* **Given text**
──────

Replacing stylet before
withdrawing the needle: When a noncutting needle is
used, the postprocedure headache incidence can be lowered
if the stylet is reinserted before the needle is withdrawn.
According to a report by Strupp and Brandt,[2] post-lumbar puncture headache developed in only 5% of patients in whom the stylet was reinserted but in 16% of those in whom it was not replaced. The explanation is that a strand of arachnoid may enter the needle with the cerebrospinal fluid and may be threaded back through the dural defect, causing prolonged cerebrospinal fluid leakage.
Needle design: Use
of noncutting, atraumatic needles, such as the Whitacre
or Sprotte (which have a duller tip and an oval opening
below the tip, unlike the Quincke), has been shown in the
anesthesia literature to reduce the incidence of post-lumbar
puncture headache. Evidence from studies of diagnostic lumbar
is less clear, primarily because the studies of this issue
are inadequate.
Potential problems and
hazards of noncutting needles: Use of the Sprotte needle
requires some practice. Because the needle is relatively
dull, a sharp, short introducer is provided with the needle.
Two thirds of the introducer must be inserted before the
Sprotte needle is inserted. If the needle is not in the
correct location, the direction of the introducer must be
changed. The Sprotte needle can occasionally be damaged
or simply inappropriate for lumbar puncture, in which case
the physician may prefer to use the Quincke needle.
Other concerns: Although
bed rest is a standard recommendation to stave off headache
following lumbar puncture, the AAN report contends that
there is no evidence to support such a precaution. Likewise,
the practice of increasing fluid intake after lumbar puncture
has no proven benefit, according to the report. In addition,
the researchers believe that the volume of spinal fluid
removed had no bearing on probability of post-lumbar puncture
headache.
SUPPORTIVE EVIDENCE
In a similar editorial in
the BMJ, Drs. Michael G. Serpell and Narinder Rawal
suggested two additional practices to reduce the incidence
of headache following diagnostic dural puncture.[3] Needle
gauge, and therefore rate of headache, can be reduced by
collecting fluid through aseptic aspiration using a syringe
"in which 2 ml can be collected in less than a minute
via a 24-gauge needle." These authors also noted that
"accurate and reliable pressure measurements can be
made with 25-gauge spinal needles using an aseptic transducer
system."

──────

* **Assignment 1**
Please reproduce the part of the lumbar puncture text that begins with the words "Potential problems and" and ends after the words "with the needle.".
* **Assignment 2**
Resume the lumbar puncture text after its last sentence.

* **Information supplied**
──────

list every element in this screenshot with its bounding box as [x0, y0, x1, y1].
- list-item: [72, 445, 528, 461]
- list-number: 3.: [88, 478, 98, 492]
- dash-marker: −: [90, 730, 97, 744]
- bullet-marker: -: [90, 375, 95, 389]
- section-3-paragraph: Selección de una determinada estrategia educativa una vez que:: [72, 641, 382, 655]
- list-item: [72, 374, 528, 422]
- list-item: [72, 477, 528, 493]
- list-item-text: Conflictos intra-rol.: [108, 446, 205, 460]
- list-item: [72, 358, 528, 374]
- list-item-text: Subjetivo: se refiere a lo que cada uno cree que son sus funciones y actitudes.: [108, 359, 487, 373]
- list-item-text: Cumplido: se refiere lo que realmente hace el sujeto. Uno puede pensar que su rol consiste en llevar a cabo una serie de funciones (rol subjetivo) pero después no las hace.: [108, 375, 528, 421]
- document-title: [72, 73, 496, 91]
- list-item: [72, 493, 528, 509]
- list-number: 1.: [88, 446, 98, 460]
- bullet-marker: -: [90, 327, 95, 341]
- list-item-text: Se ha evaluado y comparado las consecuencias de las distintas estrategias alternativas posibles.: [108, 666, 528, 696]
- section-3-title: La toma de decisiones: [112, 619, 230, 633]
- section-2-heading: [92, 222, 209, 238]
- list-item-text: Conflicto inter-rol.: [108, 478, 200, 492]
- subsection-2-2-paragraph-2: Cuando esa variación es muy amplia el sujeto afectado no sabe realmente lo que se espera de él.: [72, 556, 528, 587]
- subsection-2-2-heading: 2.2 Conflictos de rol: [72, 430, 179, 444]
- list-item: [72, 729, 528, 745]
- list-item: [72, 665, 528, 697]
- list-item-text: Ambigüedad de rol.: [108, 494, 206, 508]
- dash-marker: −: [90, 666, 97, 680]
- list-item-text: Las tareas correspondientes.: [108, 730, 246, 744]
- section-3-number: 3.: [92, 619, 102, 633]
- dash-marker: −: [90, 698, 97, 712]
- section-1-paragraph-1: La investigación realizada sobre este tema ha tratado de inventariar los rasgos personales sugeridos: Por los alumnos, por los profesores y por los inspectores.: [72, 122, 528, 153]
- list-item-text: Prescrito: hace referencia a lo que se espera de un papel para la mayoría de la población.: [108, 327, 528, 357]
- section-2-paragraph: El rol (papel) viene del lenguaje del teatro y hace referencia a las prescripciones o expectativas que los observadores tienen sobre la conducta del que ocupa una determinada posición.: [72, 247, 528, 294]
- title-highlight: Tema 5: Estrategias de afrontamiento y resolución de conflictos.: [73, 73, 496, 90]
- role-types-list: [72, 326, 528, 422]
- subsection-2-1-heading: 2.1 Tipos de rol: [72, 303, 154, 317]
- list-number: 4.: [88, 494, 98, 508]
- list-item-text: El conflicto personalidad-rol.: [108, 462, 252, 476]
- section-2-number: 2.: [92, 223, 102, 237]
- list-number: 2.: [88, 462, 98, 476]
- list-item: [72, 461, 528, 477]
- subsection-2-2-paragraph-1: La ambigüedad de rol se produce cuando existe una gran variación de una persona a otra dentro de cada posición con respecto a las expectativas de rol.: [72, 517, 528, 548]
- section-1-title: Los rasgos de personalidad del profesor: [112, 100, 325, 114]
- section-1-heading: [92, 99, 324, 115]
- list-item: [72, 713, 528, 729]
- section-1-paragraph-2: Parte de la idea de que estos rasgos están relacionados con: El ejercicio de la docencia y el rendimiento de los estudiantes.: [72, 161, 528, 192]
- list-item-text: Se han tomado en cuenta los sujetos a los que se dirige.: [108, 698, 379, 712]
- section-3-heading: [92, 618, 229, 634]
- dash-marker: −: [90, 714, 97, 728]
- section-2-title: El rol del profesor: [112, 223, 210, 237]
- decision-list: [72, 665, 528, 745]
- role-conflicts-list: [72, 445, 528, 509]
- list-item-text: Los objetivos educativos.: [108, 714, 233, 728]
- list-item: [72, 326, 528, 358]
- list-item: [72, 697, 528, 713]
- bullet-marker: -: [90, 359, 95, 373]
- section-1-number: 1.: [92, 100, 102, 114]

──────

* **Answer section 1**
Potential problems and
hazards of noncutting needles: Use of the Sprotte needle
requires some practice. Because the needle is relatively
dull, a sharp, short introducer is provided with the needle.

* **Answer section 2**
In the same issue of the BMJ,
Dr. Keith W. Muir and colleagues noted another virtue of
the atraumatic needle: a reduction in the need for medical
intervention.[4] According to their study, the use of atraumatic
needles, rather than Quincke needles, avoided one moderate
to severe headache for every four patients undergoing lumbar
puncture. The researchers also noted a slight detraction
to the appeal of the atraumatic needle--in patients with
a high body mass index, its use was associated with a higher
failure rate than was use of a standard needle.
--Heidi W. Moore
References
1. Evans RW, Armon C, Frohman EM, Goodin DS. Assessment:
prevention of post-lumbar puncture headaches: report of
the Therapeutics and Technology Assessment Subcommittee
of the American Academy of Neurology. Neurology.
2000;55:909-914.
2. Strupp M, Brandt T. Should one reinsert the stylet during
lumbar puncture? N Engl J Med. 1997;336:1190.
3. Serpell MG, Rawal N. Headaches after diagnostic dural
punctures. Smaller, atraumatic needles and protocols for
early treatment should reduce morbidity. BMJ. 2000;321:973-974.
4. Thomas SR, Jamieson DRS, Muir KW. Randomised controlled
trial of atraumatic versus standard needles for diagnostic
lumbar puncture. BMJ. 2000;321:986-990.